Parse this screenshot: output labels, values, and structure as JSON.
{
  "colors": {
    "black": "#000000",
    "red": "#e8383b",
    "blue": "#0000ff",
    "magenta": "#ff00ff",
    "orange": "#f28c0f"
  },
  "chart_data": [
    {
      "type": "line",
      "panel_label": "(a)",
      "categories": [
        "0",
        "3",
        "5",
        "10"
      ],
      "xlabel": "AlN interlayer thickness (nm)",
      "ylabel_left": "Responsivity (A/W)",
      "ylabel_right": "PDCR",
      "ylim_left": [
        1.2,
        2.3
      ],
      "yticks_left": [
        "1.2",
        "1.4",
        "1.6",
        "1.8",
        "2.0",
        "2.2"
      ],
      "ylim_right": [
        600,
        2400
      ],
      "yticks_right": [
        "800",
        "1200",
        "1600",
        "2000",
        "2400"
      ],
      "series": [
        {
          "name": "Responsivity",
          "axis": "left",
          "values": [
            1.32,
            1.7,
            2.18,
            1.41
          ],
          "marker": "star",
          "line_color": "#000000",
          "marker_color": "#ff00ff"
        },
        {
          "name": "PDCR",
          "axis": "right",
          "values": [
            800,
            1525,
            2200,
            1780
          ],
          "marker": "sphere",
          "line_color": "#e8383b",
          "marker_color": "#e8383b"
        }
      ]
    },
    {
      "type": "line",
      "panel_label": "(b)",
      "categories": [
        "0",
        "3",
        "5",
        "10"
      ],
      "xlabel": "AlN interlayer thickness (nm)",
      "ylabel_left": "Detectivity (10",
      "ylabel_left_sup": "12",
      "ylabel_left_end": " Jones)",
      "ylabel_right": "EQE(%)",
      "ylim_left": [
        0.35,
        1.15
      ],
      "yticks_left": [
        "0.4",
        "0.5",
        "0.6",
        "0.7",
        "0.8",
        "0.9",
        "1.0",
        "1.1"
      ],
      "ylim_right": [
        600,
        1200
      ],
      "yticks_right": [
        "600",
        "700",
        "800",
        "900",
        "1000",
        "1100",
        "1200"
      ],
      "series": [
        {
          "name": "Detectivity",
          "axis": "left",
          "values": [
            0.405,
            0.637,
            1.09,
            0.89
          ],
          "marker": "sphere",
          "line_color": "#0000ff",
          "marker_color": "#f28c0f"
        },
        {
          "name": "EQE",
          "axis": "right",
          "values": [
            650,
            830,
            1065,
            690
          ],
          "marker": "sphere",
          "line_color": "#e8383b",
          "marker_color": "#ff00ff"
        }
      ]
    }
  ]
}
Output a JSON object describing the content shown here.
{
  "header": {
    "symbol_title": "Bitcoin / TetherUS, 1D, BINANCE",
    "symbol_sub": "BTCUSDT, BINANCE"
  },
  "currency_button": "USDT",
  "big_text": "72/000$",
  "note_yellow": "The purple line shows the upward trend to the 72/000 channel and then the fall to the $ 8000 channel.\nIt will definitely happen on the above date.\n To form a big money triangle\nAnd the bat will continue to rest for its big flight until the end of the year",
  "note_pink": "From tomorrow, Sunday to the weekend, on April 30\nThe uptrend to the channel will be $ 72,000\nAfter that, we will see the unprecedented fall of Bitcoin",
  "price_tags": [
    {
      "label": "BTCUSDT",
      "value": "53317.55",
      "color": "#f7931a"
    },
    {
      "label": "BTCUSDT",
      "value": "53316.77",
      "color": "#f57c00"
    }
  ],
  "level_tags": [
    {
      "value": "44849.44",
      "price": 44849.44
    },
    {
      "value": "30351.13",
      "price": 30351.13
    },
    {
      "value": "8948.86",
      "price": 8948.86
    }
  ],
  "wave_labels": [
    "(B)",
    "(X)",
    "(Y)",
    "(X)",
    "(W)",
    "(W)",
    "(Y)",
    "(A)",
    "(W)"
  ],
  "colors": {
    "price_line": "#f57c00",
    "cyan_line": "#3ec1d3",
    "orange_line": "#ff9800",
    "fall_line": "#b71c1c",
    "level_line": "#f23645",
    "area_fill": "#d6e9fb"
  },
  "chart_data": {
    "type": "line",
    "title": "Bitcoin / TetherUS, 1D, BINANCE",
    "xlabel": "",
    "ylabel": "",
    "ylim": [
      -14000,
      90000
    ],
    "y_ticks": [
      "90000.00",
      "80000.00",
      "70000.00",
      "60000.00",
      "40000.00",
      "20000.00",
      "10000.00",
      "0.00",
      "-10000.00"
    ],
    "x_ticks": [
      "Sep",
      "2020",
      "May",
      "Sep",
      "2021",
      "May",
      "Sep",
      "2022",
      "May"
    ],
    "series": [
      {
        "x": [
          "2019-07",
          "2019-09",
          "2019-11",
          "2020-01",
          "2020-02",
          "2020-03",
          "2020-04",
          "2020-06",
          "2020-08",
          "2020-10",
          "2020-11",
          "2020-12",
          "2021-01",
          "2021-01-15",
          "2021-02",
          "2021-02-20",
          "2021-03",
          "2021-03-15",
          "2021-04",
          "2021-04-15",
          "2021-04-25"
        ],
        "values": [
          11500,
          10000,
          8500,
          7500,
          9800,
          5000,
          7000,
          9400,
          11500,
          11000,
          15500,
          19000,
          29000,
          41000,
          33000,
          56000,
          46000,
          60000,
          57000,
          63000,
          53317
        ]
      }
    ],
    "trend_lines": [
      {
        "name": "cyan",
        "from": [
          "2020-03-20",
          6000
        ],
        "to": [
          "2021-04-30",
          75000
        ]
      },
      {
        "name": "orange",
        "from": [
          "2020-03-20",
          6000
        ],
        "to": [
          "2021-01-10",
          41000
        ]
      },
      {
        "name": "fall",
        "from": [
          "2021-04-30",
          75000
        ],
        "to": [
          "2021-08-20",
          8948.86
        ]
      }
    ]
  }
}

Requirements. Reproduce the listing above word for word.

Response to this exercise.
Parse this screenshot: output labels, values, and structure as JSON.
{
  "colors": {
    "black": "#000000",
    "red": "#e8383b",
    "blue": "#0000ff",
    "magenta": "#ff00ff",
    "orange": "#f28c0f"
  },
  "chart_data": [
    {
      "type": "line",
      "panel_label": "(a)",
      "categories": [
        "0",
        "3",
        "5",
        "10"
      ],
      "xlabel": "AlN interlayer thickness (nm)",
      "ylabel_left": "Responsivity (A/W)",
      "ylabel_right": "PDCR",
      "ylim_left": [
        1.2,
        2.3
      ],
      "yticks_left": [
        "1.2",
        "1.4",
        "1.6",
        "1.8",
        "2.0",
        "2.2"
      ],
      "ylim_right": [
        600,
        2400
      ],
      "yticks_right": [
        "800",
        "1200",
        "1600",
        "2000",
        "2400"
      ],
      "series": [
        {
          "name": "Responsivity",
          "axis": "left",
          "values": [
            1.32,
            1.7,
            2.18,
            1.41
          ],
          "marker": "star",
          "line_color": "#000000",
          "marker_color": "#ff00ff"
        },
        {
          "name": "PDCR",
          "axis": "right",
          "values": [
            800,
            1525,
            2200,
            1780
          ],
          "marker": "sphere",
          "line_color": "#e8383b",
          "marker_color": "#e8383b"
        }
      ]
    },
    {
      "type": "line",
      "panel_label": "(b)",
      "categories": [
        "0",
        "3",
        "5",
        "10"
      ],
      "xlabel": "AlN interlayer thickness (nm)",
      "ylabel_left": "Detectivity (10",
      "ylabel_left_sup": "12",
      "ylabel_left_end": " Jones)",
      "ylabel_right": "EQE(%)",
      "ylim_left": [
        0.35,
        1.15
      ],
      "yticks_left": [
        "0.4",
        "0.5",
        "0.6",
        "0.7",
        "0.8",
        "0.9",
        "1.0",
        "1.1"
      ],
      "ylim_right": [
        600,
        1200
      ],
      "yticks_right": [
        "600",
        "700",
        "800",
        "900",
        "1000",
        "1100",
        "1200"
      ],
      "series": [
        {
          "name": "Detectivity",
          "axis": "left",
          "values": [
            0.405,
            0.637,
            1.09,
            0.89
          ],
          "marker": "sphere",
          "line_color": "#0000ff",
          "marker_color": "#f28c0f"
        },
        {
          "name": "EQE",
          "axis": "right",
          "values": [
            650,
            830,
            1065,
            690
          ],
          "marker": "sphere",
          "line_color": "#e8383b",
          "marker_color": "#ff00ff"
        }
      ]
    }
  ]
}
Output a JSON object describing the content shown here.
{
  "header": {
    "symbol_title": "Bitcoin / TetherUS, 1D, BINANCE",
    "symbol_sub": "BTCUSDT, BINANCE"
  },
  "currency_button": "USDT",
  "big_text": "72/000$",
  "note_yellow": "The purple line shows the upward trend to the 72/000 channel and then the fall to the $ 8000 channel.\nIt will definitely happen on the above date.\n To form a big money triangle\nAnd the bat will continue to rest for its big flight until the end of the year",
  "note_pink": "From tomorrow, Sunday to the weekend, on April 30\nThe uptrend to the channel will be $ 72,000\nAfter that, we will see the unprecedented fall of Bitcoin",
  "price_tags": [
    {
      "label": "BTCUSDT",
      "value": "53317.55",
      "color": "#f7931a"
    },
    {
      "label": "BTCUSDT",
      "value": "53316.77",
      "color": "#f57c00"
    }
  ],
  "level_tags": [
    {
      "value": "44849.44",
      "price": 44849.44
    },
    {
      "value": "30351.13",
      "price": 30351.13
    },
    {
      "value": "8948.86",
      "price": 8948.86
    }
  ],
  "wave_labels": [
    "(B)",
    "(X)",
    "(Y)",
    "(X)",
    "(W)",
    "(W)",
    "(Y)",
    "(A)",
    "(W)"
  ],
  "colors": {
    "price_line": "#f57c00",
    "cyan_line": "#3ec1d3",
    "orange_line": "#ff9800",
    "fall_line": "#b71c1c",
    "level_line": "#f23645",
    "area_fill": "#d6e9fb"
  },
  "chart_data": {
    "type": "line",
    "title": "Bitcoin / TetherUS, 1D, BINANCE",
    "xlabel": "",
    "ylabel": "",
    "ylim": [
      -14000,
      90000
    ],
    "y_ticks": [
      "90000.00",
      "80000.00",
      "70000.00",
      "60000.00",
      "40000.00",
      "20000.00",
      "10000.00",
      "0.00",
      "-10000.00"
    ],
    "x_ticks": [
      "Sep",
      "2020",
      "May",
      "Sep",
      "2021",
      "May",
      "Sep",
      "2022",
      "May"
    ],
    "series": [
      {
        "x": [
          "2019-07",
          "2019-09",
          "2019-11",
          "2020-01",
          "2020-02",
          "2020-03",
          "2020-04",
          "2020-06",
          "2020-08",
          "2020-10",
          "2020-11",
          "2020-12",
          "2021-01",
          "2021-01-15",
          "2021-02",
          "2021-02-20",
          "2021-03",
          "2021-03-15",
          "2021-04",
          "2021-04-15",
          "2021-04-25"
        ],
        "values": [
          11500,
          10000,
          8500,
          7500,
          9800,
          5000,
          7000,
          9400,
          11500,
          11000,
          15500,
          19000,
          29000,
          41000,
          33000,
          56000,
          46000,
          60000,
          57000,
          63000,
          53317
        ]
      }
    ],
    "trend_lines": [
      {
        "name": "cyan",
        "from": [
          "2020-03-20",
          6000
        ],
        "to": [
          "2021-04-30",
          75000
        ]
      },
      {
        "name": "orange",
        "from": [
          "2020-03-20",
          6000
        ],
        "to": [
          "2021-01-10",
          41000
        ]
      },
      {
        "name": "fall",
        "from": [
          "2021-04-30",
          75000
        ],
        "to": [
          "2021-08-20",
          8948.86
        ]
      }
    ]
  }
}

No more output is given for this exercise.